### EXERCISE INSTRUCTIONS
Extract the text of each entry below exactly, leaving every image behind.
***
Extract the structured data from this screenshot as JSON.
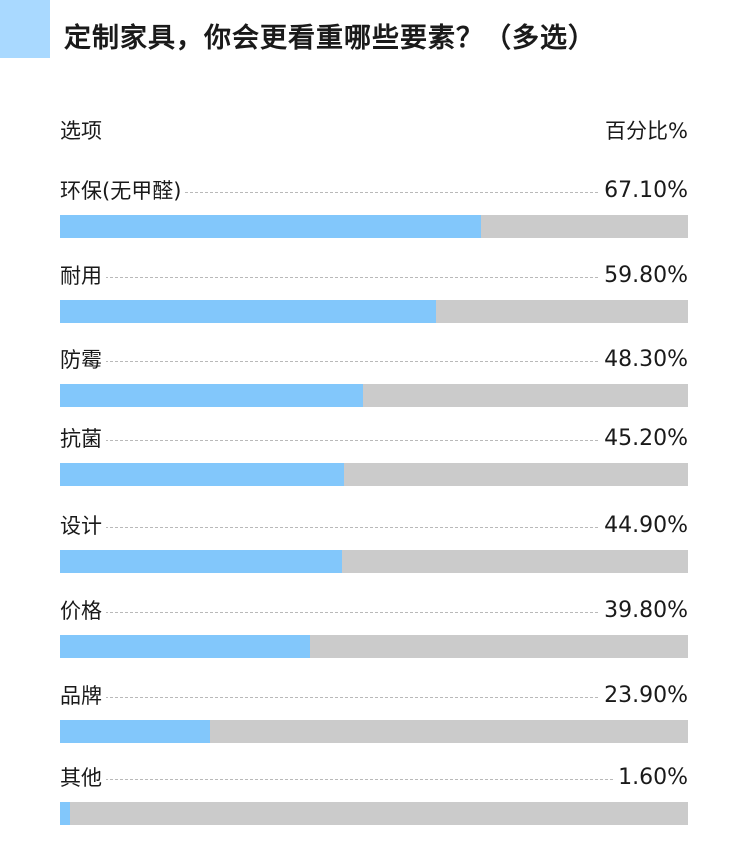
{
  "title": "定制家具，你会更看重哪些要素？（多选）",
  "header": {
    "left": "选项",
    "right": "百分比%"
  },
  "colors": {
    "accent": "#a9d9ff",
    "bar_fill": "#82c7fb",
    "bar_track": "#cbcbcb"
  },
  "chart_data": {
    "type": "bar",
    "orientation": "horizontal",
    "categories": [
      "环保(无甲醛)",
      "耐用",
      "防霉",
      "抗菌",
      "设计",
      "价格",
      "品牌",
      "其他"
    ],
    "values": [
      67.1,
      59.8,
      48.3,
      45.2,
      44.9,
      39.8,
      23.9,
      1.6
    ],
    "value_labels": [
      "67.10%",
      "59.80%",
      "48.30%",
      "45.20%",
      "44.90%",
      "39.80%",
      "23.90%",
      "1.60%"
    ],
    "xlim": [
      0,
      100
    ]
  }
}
***
### RESULT BELOW
Extract the structured data from this screenshot as JSON.
{
  "title": "定制家具，你会更看重哪些要素？（多选）",
  "header": {
    "left": "选项",
    "right": "百分比%"
  },
  "colors": {
    "accent": "#a9d9ff",
    "bar_fill": "#82c7fb",
    "bar_track": "#cbcbcb"
  },
  "chart_data": {
    "type": "bar",
    "orientation": "horizontal",
    "categories": [
      "环保(无甲醛)",
      "耐用",
      "防霉",
      "抗菌",
      "设计",
      "价格",
      "品牌",
      "其他"
    ],
    "values": [
      67.1,
      59.8,
      48.3,
      45.2,
      44.9,
      39.8,
      23.9,
      1.6
    ],
    "value_labels": [
      "67.10%",
      "59.80%",
      "48.30%",
      "45.20%",
      "44.90%",
      "39.80%",
      "23.90%",
      "1.60%"
    ],
    "xlim": [
      0,
      100
    ]
  }
}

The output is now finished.